### TAREFA
Responda às perguntas seguintes com base na crónica:
1. Em que data foi a monarquia proclamada extinta?
2. Que doença ainda ceifava milhares de vidas em janeiro e fevereiro de 1919?
3. A partir de onde lançou Henrique Paiva Couceiro as suas incursões monárquicas, e em que anos?

### FONTE

"""

Quando foi que a monarquia portuguesa acabou? A 5 de outubro de 1910, quando os revolucionários a proclamaram extinta e substituída pela república. Mas esta é uma resposta incompleta. Em 1910 acabou, de facto, o regime monárquico, que nunca mais Portugal voltou a ter; mas não a causa monárquica, por ela se entendendo a ambição restauracionista, que por mais de uma vez se manifestou, e que culminou, há cem anos – esta crónica é motivada pela efeméride – na proclamação e curta vida da chamada “Monarquia do Norte”.
Janeiro e fevereiro de 1919 devem ter sido os meses mais confusos de toda a política republicana: as terríveis consequências socioeconómicas e mentais da Primeira Guerra Mundial ainda eram muito vivas, a pneumónica ainda ceifava milhares de vidas e o “Presidente-Rei”, Sidónio Pais, o caudilho messiânico, acabara de cair assassinado, criando um chorado vazio de poder e abrindo a porta a todos os pretendentes ao dia seguinte: os restos do sidonismo, o republicanismo de antes de 1918 redivivo… e os monárquicos, que durante meses tinham “flirtado” com o sidonismo, na esperança, vã, de que Sidónio (lhes) restaurasse o trono.
Henrique Paiva Couceiro já o tinha tentado, a partir da Galiza, através de duas “incursões monárquicas” em Portugal, em 1911 e 1912. Depois viera o “afonsismo” e o largo monopólio do republicanismo jacobino de Afonso Costa sobre o regime. Em reação, o anti afonsismo de Sidónio voltou a enchê-los de esperança, até perceberem que o antigo embaixador português em Berlim era um presidencialista, mais apostado em construir uma nova República do que em restaurar a velha monarquia.

"""

### REGISTOS FORNECIDOS
"""

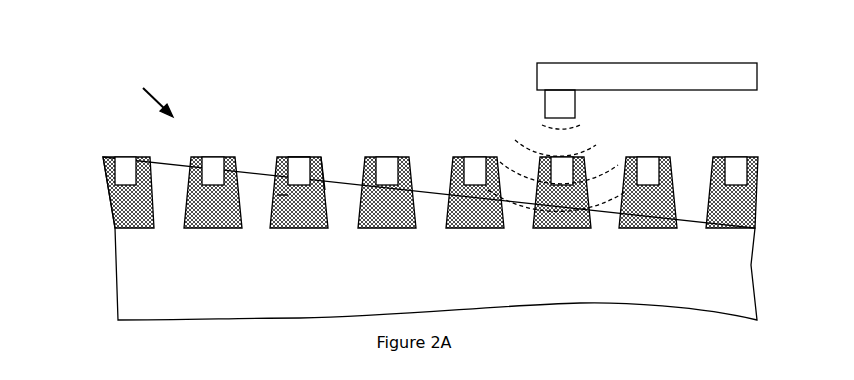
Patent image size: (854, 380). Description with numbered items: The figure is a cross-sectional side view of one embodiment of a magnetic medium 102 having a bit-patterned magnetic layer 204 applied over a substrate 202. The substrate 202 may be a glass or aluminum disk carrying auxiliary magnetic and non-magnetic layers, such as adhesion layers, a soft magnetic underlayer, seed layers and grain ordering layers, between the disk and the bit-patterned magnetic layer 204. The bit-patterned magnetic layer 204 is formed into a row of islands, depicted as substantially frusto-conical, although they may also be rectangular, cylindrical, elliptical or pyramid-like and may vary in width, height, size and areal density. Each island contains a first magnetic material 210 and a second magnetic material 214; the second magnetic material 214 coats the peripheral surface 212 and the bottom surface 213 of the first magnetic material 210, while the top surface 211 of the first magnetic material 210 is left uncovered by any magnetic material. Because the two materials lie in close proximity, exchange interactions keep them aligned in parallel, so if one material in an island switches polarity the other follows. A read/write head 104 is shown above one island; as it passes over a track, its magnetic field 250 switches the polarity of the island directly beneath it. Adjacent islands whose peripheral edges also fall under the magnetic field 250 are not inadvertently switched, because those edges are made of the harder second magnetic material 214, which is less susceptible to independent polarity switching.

The magnetic medium 102 is at (145, 93).
The read/write head 104 is at (634, 87).
The substrate 202 is at (126, 270).
The bit-patterned magnetic layer 204 is at (100, 157).
The first magnetic material 210 is at (285, 157).
The top surface 211 is at (300, 157).
The peripheral surface 212 is at (320, 158).
The bottom surface 213 is at (313, 191).
The second magnetic material 214 is at (286, 196).
The magnetic field 250 is at (594, 142).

"""

### RESPOSTA COMPLETA
1. A 5 de outubro de 1910.
2. A pneumónica.
3. A partir da Galiza, em 1911 e 1912.